Work out how many lines of the listing hold "detail", then state only that count.
BEGIN Data lines
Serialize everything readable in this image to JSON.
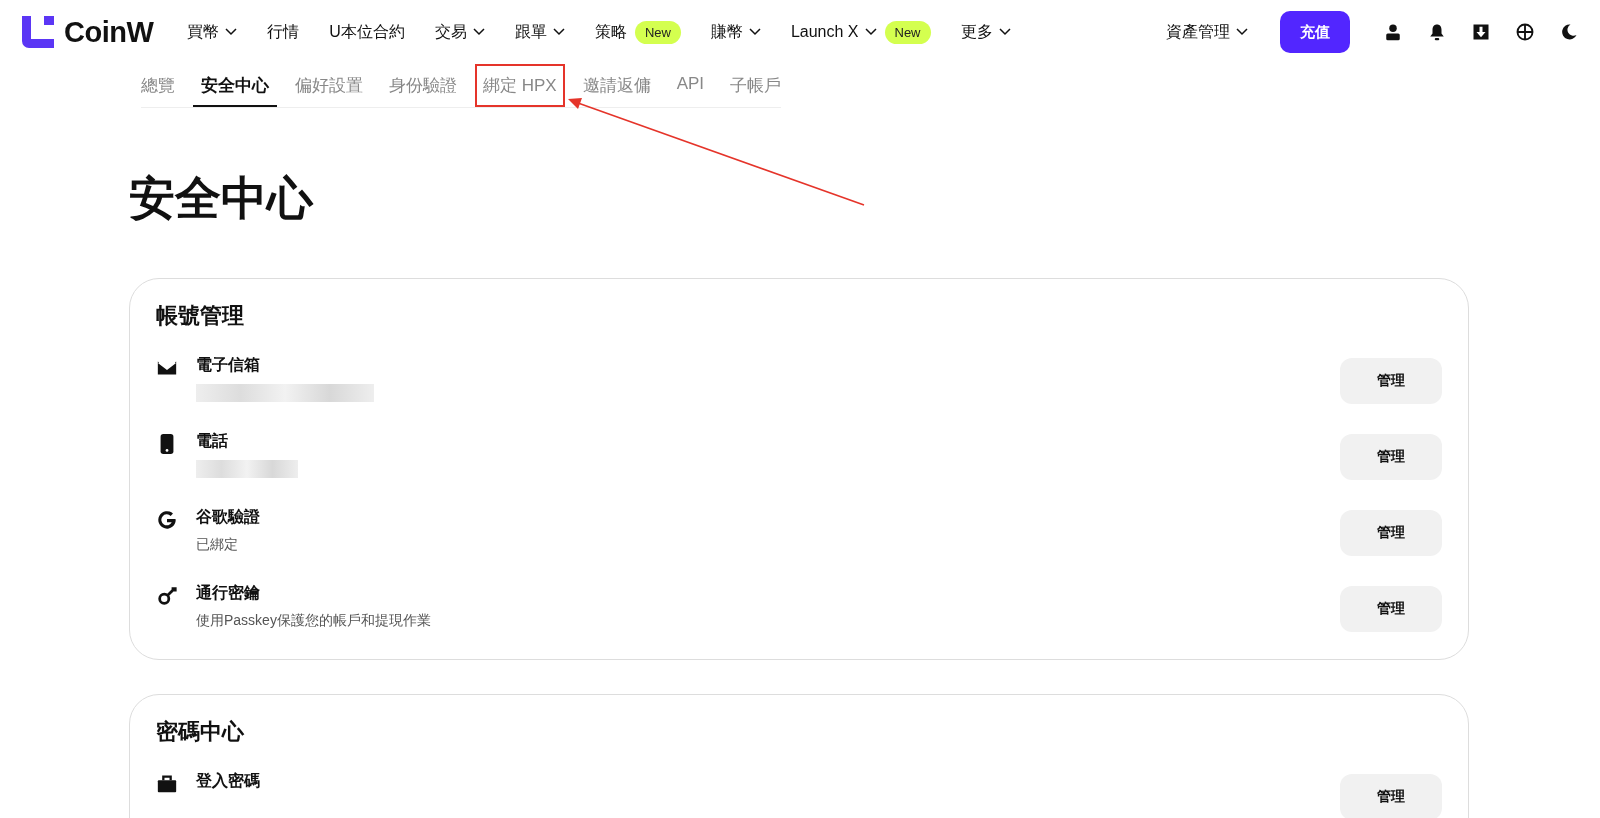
{
  "brand": {
    "name": "CoinW"
  },
  "nav": [
    {
      "label": "買幣",
      "dropdown": true
    },
    {
      "label": "行情",
      "dropdown": false
    },
    {
      "label": "U本位合約",
      "dropdown": false
    },
    {
      "label": "交易",
      "dropdown": true
    },
    {
      "label": "跟單",
      "dropdown": true
    },
    {
      "label": "策略",
      "dropdown": false,
      "badge": "New"
    },
    {
      "label": "賺幣",
      "dropdown": true
    },
    {
      "label": "Launch X",
      "dropdown": true,
      "badge": "New"
    },
    {
      "label": "更多",
      "dropdown": true
    }
  ],
  "asset_menu": {
    "label": "資產管理"
  },
  "deposit_button": {
    "label": "充值"
  },
  "toolbar_icons": [
    {
      "kind": "user"
    },
    {
      "kind": "bell"
    },
    {
      "kind": "download"
    },
    {
      "kind": "globe"
    },
    {
      "kind": "moon"
    }
  ],
  "tabs": [
    {
      "label": "總覽",
      "selected": false,
      "highlighted": false
    },
    {
      "label": "安全中心",
      "selected": true,
      "highlighted": false
    },
    {
      "label": "偏好設置",
      "selected": false,
      "highlighted": false
    },
    {
      "label": "身份驗證",
      "selected": false,
      "highlighted": false
    },
    {
      "label": "綁定 HPX",
      "selected": false,
      "highlighted": true
    },
    {
      "label": "邀請返傭",
      "selected": false,
      "highlighted": false
    },
    {
      "label": "API",
      "selected": false,
      "highlighted": false
    },
    {
      "label": "子帳戶",
      "selected": false,
      "highlighted": false
    }
  ],
  "page_title": "安全中心",
  "sections": [
    {
      "title": "帳號管理",
      "items": [
        {
          "kind": "mail",
          "label": "電子信箱",
          "redacted": true,
          "button": "管理"
        },
        {
          "kind": "phone",
          "label": "電話",
          "redacted": true,
          "button": "管理"
        },
        {
          "kind": "google",
          "label": "谷歌驗證",
          "detail": "已綁定",
          "redacted": false,
          "button": "管理"
        },
        {
          "kind": "key",
          "label": "通行密鑰",
          "detail": "使用Passkey保護您的帳戶和提現作業",
          "redacted": false,
          "button": "管理"
        }
      ]
    },
    {
      "title": "密碼中心",
      "items": [
        {
          "kind": "lock",
          "label": "登入密碼",
          "redacted": false,
          "button": "管理"
        }
      ]
    }
  ]
}
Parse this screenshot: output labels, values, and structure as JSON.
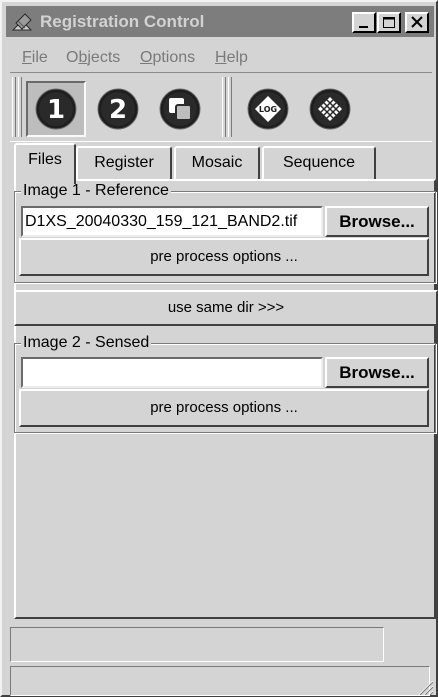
{
  "window": {
    "title": "Registration Control",
    "title_bar_color": "#7d7d7d",
    "controls": [
      {
        "name": "minimize",
        "icon": "minimize-icon"
      },
      {
        "name": "maximize",
        "icon": "maximize-icon"
      },
      {
        "name": "close",
        "icon": "close-icon"
      }
    ]
  },
  "menu": {
    "items": [
      {
        "label": "File",
        "mnemonic": "F"
      },
      {
        "label": "Objects",
        "mnemonic": "b"
      },
      {
        "label": "Options",
        "mnemonic": "O"
      },
      {
        "label": "Help",
        "mnemonic": "H"
      }
    ]
  },
  "toolbar": {
    "buttons": [
      {
        "icon": "step-1-icon",
        "label": "1",
        "pressed": true
      },
      {
        "icon": "step-2-icon",
        "label": "2",
        "pressed": false
      },
      {
        "icon": "overlay-icon",
        "pressed": false
      },
      {
        "icon": "log-icon",
        "label": "LOG",
        "pressed": false
      },
      {
        "icon": "grid-icon",
        "pressed": false
      }
    ]
  },
  "tabs": [
    {
      "label": "Files",
      "active": true
    },
    {
      "label": "Register",
      "active": false
    },
    {
      "label": "Mosaic",
      "active": false
    },
    {
      "label": "Sequence",
      "active": false
    }
  ],
  "image1": {
    "group_title": "Image 1 - Reference",
    "path_value": "D1XS_20040330_159_121_BAND2.tif",
    "browse_label": "Browse...",
    "preprocess_label": "pre process options ..."
  },
  "same_dir_label": "use same dir >>>",
  "image2": {
    "group_title": "Image 2 - Sensed",
    "path_value": "",
    "browse_label": "Browse...",
    "preprocess_label": "pre process options ..."
  },
  "status": {
    "field1": "",
    "field2": ""
  }
}
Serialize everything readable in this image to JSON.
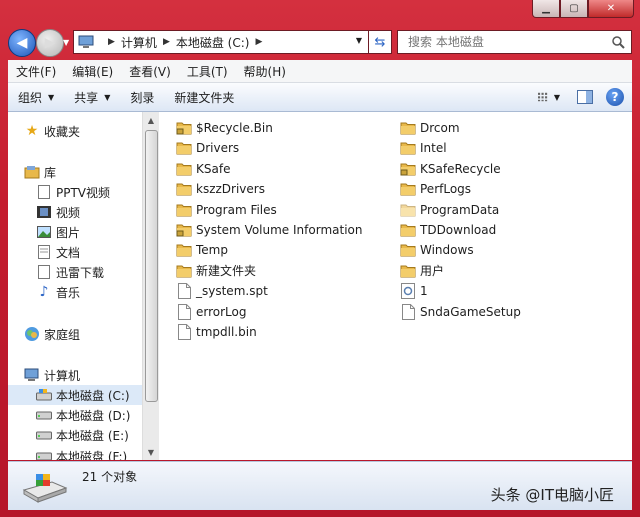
{
  "caption": {
    "min": "▁",
    "max": "▢",
    "close": "✕"
  },
  "address": {
    "crumbs": [
      "计算机",
      "本地磁盘 (C:)"
    ]
  },
  "search": {
    "placeholder": "搜索 本地磁盘"
  },
  "menu": [
    "文件(F)",
    "编辑(E)",
    "查看(V)",
    "工具(T)",
    "帮助(H)"
  ],
  "toolbar": {
    "organize": "组织",
    "share": "共享",
    "burn": "刻录",
    "new_folder": "新建文件夹"
  },
  "nav": {
    "favorites": "收藏夹",
    "libraries": "库",
    "lib_items": [
      "PPTV视频",
      "视频",
      "图片",
      "文档",
      "迅雷下载",
      "音乐"
    ],
    "homegroup": "家庭组",
    "computer": "计算机",
    "drives": [
      "本地磁盘 (C:)",
      "本地磁盘 (D:)",
      "本地磁盘 (E:)",
      "本地磁盘 (F:)"
    ]
  },
  "files": {
    "left": [
      {
        "name": "$Recycle.Bin",
        "icon": "folder-locked"
      },
      {
        "name": "Drivers",
        "icon": "folder"
      },
      {
        "name": "KSafe",
        "icon": "folder"
      },
      {
        "name": "kszzDrivers",
        "icon": "folder"
      },
      {
        "name": "Program Files",
        "icon": "folder"
      },
      {
        "name": "System Volume Information",
        "icon": "folder-locked"
      },
      {
        "name": "Temp",
        "icon": "folder"
      },
      {
        "name": "新建文件夹",
        "icon": "folder"
      },
      {
        "name": "_system.spt",
        "icon": "file"
      },
      {
        "name": "errorLog",
        "icon": "file"
      },
      {
        "name": "tmpdll.bin",
        "icon": "file"
      }
    ],
    "right": [
      {
        "name": "Drcom",
        "icon": "folder"
      },
      {
        "name": "Intel",
        "icon": "folder"
      },
      {
        "name": "KSafeRecycle",
        "icon": "folder-locked"
      },
      {
        "name": "PerfLogs",
        "icon": "folder"
      },
      {
        "name": "ProgramData",
        "icon": "folder-hidden"
      },
      {
        "name": "TDDownload",
        "icon": "folder"
      },
      {
        "name": "Windows",
        "icon": "folder"
      },
      {
        "name": "用户",
        "icon": "folder"
      },
      {
        "name": "1",
        "icon": "config-file"
      },
      {
        "name": "SndaGameSetup",
        "icon": "file"
      }
    ]
  },
  "status": {
    "count": "21 个对象"
  },
  "watermark": "头条 @IT电脑小匠",
  "colors": {
    "window_frame": "#c41c2e",
    "folder": "#e8b84a",
    "selection": "#dce9f8"
  }
}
END Data lines
■ Exercise response: 2